Exercise objective: Wherever the word "moment" appears in a line, extract that line.

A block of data
────────────────────
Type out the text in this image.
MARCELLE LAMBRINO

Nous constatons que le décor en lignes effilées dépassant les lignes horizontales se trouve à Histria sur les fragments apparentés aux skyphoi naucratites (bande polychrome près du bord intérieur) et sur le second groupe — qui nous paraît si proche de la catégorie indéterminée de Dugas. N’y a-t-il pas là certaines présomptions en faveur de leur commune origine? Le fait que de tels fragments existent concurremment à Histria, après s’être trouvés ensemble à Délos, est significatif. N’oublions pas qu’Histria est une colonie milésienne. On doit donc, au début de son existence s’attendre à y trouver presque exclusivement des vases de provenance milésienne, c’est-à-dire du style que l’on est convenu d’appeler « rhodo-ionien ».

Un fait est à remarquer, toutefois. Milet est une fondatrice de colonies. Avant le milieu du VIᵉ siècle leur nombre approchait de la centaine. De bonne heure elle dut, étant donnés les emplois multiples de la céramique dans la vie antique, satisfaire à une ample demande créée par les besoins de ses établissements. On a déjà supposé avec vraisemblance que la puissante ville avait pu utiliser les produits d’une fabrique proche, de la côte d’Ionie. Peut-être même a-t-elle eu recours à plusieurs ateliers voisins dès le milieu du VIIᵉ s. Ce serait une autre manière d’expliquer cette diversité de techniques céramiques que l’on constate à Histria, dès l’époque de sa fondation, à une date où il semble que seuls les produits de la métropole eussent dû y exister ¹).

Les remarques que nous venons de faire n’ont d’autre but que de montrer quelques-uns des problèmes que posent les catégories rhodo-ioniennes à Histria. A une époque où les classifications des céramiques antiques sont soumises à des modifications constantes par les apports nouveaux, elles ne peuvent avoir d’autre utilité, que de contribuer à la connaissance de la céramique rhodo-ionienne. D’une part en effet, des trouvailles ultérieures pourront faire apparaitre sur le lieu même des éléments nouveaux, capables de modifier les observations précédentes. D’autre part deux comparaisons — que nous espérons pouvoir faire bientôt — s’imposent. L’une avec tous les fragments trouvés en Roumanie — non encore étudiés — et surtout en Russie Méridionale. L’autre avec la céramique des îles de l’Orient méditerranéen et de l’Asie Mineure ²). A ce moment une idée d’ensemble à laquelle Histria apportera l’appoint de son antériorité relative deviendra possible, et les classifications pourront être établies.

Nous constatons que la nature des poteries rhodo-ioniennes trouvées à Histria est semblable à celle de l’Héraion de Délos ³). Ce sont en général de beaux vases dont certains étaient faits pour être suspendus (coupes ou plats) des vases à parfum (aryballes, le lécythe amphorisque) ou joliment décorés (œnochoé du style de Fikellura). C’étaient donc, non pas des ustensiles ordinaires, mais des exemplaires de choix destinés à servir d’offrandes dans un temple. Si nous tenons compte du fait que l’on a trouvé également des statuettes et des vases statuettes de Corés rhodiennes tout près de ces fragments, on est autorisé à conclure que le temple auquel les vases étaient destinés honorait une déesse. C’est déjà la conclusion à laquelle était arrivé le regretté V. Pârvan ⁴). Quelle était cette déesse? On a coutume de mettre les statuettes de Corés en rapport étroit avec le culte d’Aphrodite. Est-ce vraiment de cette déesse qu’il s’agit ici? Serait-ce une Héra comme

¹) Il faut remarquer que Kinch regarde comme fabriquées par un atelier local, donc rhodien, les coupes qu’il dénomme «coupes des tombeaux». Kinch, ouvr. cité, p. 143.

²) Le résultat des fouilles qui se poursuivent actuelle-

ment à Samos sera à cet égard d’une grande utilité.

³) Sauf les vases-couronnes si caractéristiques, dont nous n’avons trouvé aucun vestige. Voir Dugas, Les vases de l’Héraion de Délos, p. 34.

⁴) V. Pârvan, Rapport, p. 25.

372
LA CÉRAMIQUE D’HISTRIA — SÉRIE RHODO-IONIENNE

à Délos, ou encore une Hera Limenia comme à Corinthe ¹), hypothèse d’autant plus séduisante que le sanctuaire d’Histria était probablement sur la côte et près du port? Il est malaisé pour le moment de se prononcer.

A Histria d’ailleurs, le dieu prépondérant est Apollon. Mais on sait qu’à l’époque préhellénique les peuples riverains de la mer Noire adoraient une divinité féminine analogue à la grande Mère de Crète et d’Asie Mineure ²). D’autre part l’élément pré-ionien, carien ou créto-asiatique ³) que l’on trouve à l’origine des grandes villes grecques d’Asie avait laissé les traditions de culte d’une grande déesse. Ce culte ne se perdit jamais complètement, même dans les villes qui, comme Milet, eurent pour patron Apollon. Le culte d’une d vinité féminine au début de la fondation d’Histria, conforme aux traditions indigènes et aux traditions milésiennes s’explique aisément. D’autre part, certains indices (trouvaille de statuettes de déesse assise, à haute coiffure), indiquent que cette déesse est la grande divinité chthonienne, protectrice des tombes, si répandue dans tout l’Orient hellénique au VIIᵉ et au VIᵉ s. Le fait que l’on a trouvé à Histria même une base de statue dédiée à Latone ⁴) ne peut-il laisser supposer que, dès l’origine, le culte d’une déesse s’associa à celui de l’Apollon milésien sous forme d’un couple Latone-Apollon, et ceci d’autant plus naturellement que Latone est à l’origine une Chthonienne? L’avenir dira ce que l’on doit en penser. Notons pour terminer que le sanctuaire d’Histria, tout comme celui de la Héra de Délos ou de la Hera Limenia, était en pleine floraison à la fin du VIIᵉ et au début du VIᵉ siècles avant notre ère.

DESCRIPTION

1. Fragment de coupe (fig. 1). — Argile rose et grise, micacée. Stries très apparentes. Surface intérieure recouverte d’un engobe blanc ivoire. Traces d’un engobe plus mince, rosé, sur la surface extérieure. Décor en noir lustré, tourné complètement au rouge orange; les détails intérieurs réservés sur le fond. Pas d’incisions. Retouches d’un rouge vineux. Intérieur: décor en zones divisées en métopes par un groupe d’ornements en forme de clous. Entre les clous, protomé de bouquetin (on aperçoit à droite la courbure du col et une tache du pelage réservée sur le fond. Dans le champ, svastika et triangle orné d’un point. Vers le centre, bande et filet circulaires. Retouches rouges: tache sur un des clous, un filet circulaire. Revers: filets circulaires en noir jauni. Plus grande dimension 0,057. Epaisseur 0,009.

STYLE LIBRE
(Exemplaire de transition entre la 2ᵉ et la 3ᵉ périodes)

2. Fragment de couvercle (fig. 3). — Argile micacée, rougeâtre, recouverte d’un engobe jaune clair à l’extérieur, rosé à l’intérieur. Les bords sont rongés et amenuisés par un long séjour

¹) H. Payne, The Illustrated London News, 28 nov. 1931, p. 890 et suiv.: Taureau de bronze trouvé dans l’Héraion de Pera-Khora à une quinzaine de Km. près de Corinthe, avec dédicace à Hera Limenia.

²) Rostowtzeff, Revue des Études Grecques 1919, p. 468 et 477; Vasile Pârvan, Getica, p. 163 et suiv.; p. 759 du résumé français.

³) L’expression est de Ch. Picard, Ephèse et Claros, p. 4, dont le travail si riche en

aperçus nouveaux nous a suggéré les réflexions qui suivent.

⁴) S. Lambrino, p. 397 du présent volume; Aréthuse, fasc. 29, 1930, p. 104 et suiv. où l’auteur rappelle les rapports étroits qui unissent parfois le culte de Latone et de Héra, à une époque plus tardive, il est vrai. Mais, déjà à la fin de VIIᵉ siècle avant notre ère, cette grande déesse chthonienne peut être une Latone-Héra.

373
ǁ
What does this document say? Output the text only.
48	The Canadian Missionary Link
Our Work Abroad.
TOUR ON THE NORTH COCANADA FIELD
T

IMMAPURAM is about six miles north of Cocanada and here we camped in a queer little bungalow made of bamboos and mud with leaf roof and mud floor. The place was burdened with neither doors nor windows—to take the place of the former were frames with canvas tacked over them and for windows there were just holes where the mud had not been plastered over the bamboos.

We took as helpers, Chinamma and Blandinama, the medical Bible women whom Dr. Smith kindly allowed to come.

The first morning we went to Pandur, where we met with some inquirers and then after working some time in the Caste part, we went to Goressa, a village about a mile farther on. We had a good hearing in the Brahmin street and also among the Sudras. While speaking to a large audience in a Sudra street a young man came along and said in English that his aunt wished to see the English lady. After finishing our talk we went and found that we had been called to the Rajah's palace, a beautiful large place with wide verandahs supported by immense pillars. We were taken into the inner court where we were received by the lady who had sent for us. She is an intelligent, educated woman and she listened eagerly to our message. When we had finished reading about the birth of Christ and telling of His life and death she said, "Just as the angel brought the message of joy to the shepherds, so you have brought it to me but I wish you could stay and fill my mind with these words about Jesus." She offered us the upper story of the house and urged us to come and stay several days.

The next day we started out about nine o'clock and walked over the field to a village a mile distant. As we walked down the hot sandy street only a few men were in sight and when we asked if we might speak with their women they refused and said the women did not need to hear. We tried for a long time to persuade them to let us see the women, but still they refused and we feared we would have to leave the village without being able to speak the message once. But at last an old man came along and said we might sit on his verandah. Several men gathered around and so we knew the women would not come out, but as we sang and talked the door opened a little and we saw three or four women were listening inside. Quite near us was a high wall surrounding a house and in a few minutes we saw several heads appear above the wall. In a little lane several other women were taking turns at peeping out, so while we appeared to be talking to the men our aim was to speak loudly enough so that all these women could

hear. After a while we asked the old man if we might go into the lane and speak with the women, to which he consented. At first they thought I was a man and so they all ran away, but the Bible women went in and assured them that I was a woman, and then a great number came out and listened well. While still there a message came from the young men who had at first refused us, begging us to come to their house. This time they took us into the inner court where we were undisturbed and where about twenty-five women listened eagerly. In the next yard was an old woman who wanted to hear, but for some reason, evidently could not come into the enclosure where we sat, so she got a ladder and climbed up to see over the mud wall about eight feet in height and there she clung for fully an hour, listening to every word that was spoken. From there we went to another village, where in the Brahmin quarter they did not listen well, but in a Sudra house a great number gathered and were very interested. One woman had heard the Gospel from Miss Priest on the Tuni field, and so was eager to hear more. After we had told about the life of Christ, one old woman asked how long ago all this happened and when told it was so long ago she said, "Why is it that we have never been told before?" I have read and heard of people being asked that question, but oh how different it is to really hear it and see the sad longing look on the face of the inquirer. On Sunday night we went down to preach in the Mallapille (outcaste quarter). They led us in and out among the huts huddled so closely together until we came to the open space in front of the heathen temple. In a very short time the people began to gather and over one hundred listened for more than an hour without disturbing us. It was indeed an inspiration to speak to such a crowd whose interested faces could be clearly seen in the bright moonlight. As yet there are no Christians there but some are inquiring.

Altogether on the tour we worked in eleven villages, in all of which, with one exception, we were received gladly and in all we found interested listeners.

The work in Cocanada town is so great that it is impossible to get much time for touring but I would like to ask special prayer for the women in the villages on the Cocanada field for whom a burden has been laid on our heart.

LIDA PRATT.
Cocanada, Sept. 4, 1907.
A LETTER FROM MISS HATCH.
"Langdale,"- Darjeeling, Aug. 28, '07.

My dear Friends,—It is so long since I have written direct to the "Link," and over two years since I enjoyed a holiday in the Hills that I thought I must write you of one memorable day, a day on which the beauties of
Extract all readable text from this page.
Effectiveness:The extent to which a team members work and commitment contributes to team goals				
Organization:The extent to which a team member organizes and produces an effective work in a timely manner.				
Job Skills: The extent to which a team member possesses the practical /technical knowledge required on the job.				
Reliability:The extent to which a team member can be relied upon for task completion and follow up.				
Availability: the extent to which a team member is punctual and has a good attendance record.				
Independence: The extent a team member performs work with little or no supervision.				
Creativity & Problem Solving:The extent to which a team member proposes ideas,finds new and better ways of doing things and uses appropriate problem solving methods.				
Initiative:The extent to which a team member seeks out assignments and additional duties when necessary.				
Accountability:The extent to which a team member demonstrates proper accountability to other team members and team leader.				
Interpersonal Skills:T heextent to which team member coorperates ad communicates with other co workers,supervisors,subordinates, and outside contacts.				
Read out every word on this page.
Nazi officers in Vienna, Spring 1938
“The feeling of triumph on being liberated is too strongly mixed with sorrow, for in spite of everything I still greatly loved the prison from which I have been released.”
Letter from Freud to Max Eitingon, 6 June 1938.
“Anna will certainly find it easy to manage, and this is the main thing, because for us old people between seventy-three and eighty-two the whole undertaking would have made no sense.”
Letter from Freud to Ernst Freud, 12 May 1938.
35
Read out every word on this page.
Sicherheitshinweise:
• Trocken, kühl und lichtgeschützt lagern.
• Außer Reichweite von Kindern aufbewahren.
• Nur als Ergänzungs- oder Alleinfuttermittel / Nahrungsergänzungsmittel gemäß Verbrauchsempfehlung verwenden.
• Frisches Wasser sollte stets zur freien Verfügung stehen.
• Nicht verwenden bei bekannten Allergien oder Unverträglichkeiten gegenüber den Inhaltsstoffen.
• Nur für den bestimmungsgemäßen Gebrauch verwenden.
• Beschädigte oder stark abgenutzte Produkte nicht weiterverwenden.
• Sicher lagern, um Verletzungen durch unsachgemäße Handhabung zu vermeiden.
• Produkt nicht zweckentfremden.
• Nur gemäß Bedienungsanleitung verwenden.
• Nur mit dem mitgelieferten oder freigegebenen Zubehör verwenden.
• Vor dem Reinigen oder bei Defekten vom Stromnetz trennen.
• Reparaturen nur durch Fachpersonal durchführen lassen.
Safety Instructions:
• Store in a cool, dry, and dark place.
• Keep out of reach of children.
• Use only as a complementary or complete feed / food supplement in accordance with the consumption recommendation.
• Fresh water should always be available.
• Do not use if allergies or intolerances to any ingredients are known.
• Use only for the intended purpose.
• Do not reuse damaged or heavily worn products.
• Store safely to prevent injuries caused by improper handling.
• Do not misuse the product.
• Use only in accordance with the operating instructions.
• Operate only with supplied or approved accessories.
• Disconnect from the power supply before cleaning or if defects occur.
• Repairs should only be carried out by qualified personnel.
────────────────────
Written solution:
Les remarques que nous venons de faire n’ont d’autre but que de montrer quelques-uns des problèmes que posent les catégories rhodo-ioniennes à Histria. A une époque où les classifications des céramiques antiques sont soumises à des modifications constantes par les apports nouveaux, elles ne peuvent avoir d’autre utilité, que de contribuer à la connaissance de la céramique rhodo-ionienne. D’une part en effet, des trouvailles ultérieures pourront faire apparaitre sur le lieu même des éléments nouveaux, capables de modifier les observations précédentes. D’autre part deux comparaisons — que nous espérons pouvoir faire bientôt — s’imposent. L’une avec tous les fragments trouvés en Roumanie — non encore étudiés — et surtout en Russie Méridionale. L’autre avec la céramique des îles de l’Orient méditerranéen et de l’Asie Mineure ²). A ce moment une idée d’ensemble à laquelle Histria apportera l’appoint de son antériorité relative deviendra possible, et les classifications pourront être établies.
à Délos, ou encore une Hera Limenia comme à Corinthe ¹), hypothèse d’autant plus séduisante que le sanctuaire d’Histria était probablement sur la côte et près du port? Il est malaisé pour le moment de se prononcer.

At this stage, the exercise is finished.